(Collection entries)

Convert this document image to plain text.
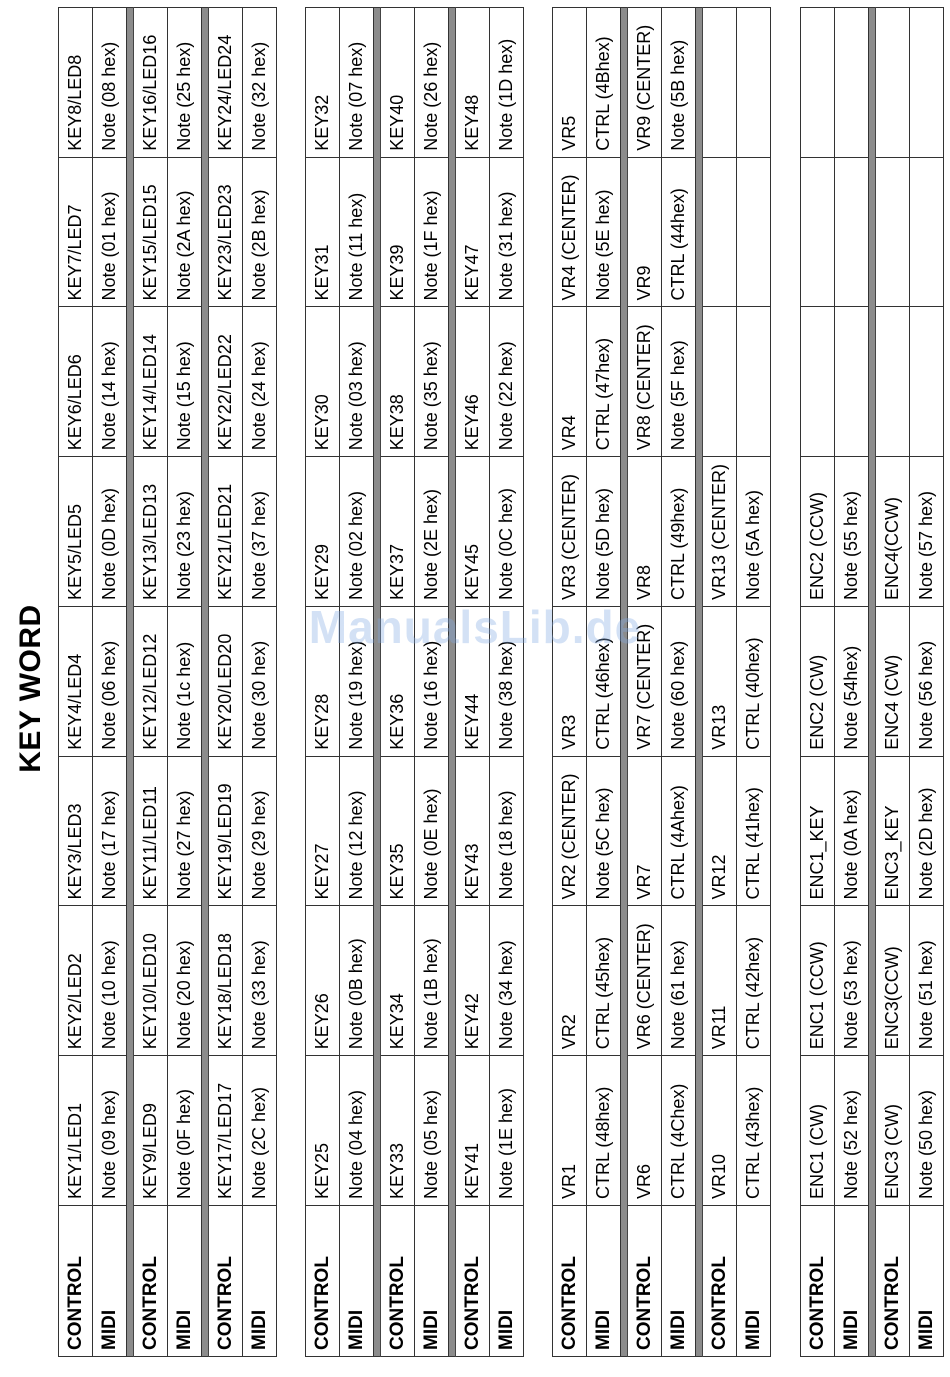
KEY WORD
CONTROL	KEY1/LED1	KEY2/LED2	KEY3/LED3	KEY4/LED4	KEY5/LED5	KEY6/LED6	KEY7/LED7	KEY8/LED8
MIDI	Note (09 hex)	Note (10 hex)	Note (17 hex)	Note (06 hex)	Note (0D hex)	Note (14 hex)	Note (01 hex)	Note (08 hex)

CONTROL	KEY9/LED9	KEY10/LED10	KEY11/LED11	KEY12/LED12	KEY13/LED13	KEY14/LED14	KEY15/LED15	KEY16/LED16
MIDI	Note (0F hex)	Note (20 hex)	Note (27 hex)	Note (1c hex)	Note (23 hex)	Note (15 hex)	Note (2A hex)	Note (25 hex)

CONTROL	KEY17/LED17	KEY18/LED18	KEY19/LED19	KEY20/LED20	KEY21/LED21	KEY22/LED22	KEY23/LED23	KEY24/LED24
MIDI	Note (2C hex)	Note (33 hex)	Note (29 hex)	Note (30 hex)	Note (37 hex)	Note (24 hex)	Note (2B hex)	Note (32 hex)
CONTROL	KEY25	KEY26	KEY27	KEY28	KEY29	KEY30	KEY31	KEY32
MIDI	Note (04 hex)	Note (0B hex)	Note (12 hex)	Note (19 hex)	Note (02 hex)	Note (03 hex)	Note (11 hex)	Note (07 hex)

CONTROL	KEY33	KEY34	KEY35	KEY36	KEY37	KEY38	KEY39	KEY40
MIDI	Note (05 hex)	Note (1B hex)	Note (0E hex)	Note (16 hex)	Note (2E hex)	Note (35 hex)	Note (1F hex)	Note (26 hex)

CONTROL	KEY41	KEY42	KEY43	KEY44	KEY45	KEY46	KEY47	KEY48
MIDI	Note (1E hex)	Note (34 hex)	Note (18 hex)	Note (38 hex)	Note (0C hex)	Note (22 hex)	Note (31 hex)	Note (1D hex)
CONTROL	VR1	VR2	VR2 (CENTER)	VR3	VR3 (CENTER)	VR4	VR4 (CENTER)	VR5
MIDI	CTRL (48hex)	CTRL (45hex)	Note (5C hex)	CTRL (46hex)	Note (5D hex)	CTRL (47hex)	Note (5E hex)	CTRL (4Bhex)

CONTROL	VR6	VR6 (CENTER)	VR7	VR7 (CENTER)	VR8	VR8 (CENTER)	VR9	VR9 (CENTER)
MIDI	CTRL (4Chex)	Note (61 hex)	CTRL (4Ahex)	Note (60 hex)	CTRL (49hex)	Note (5F hex)	CTRL (44hex)	Note (5B hex)

CONTROL	VR10	VR11	VR12	VR13	VR13 (CENTER)			
MIDI	CTRL (43hex)	CTRL (42hex)	CTRL (41hex)	CTRL (40hex)	Note (5A hex)			
CONTROL	ENC1 (CW)	ENC1 (CCW)	ENC1_KEY	ENC2 (CW)	ENC2 (CCW)			
MIDI	Note (52 hex)	Note (53 hex)	Note (0A hex)	Note (54hex)	Note (55 hex)			

CONTROL	ENC3 (CW)	ENC3(CCW)	ENC3_KEY	ENC4 (CW)	ENC4(CCW)			
MIDI	Note (50 hex)	Note (51 hex)	Note (2D hex)	Note (56 hex)	Note (57 hex)			
ManualsLib.de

--- Task to carry out ---
Copy all lines above containing the string "CENTER".

--- Exercise response ---
CONTROL	VR1	VR2	VR2 (CENTER)	VR3	VR3 (CENTER)	VR4	VR4 (CENTER)	VR5
CONTROL	VR6	VR6 (CENTER)	VR7	VR7 (CENTER)	VR8	VR8 (CENTER)	VR9	VR9 (CENTER)
CONTROL	VR10	VR11	VR12	VR13	VR13 (CENTER)			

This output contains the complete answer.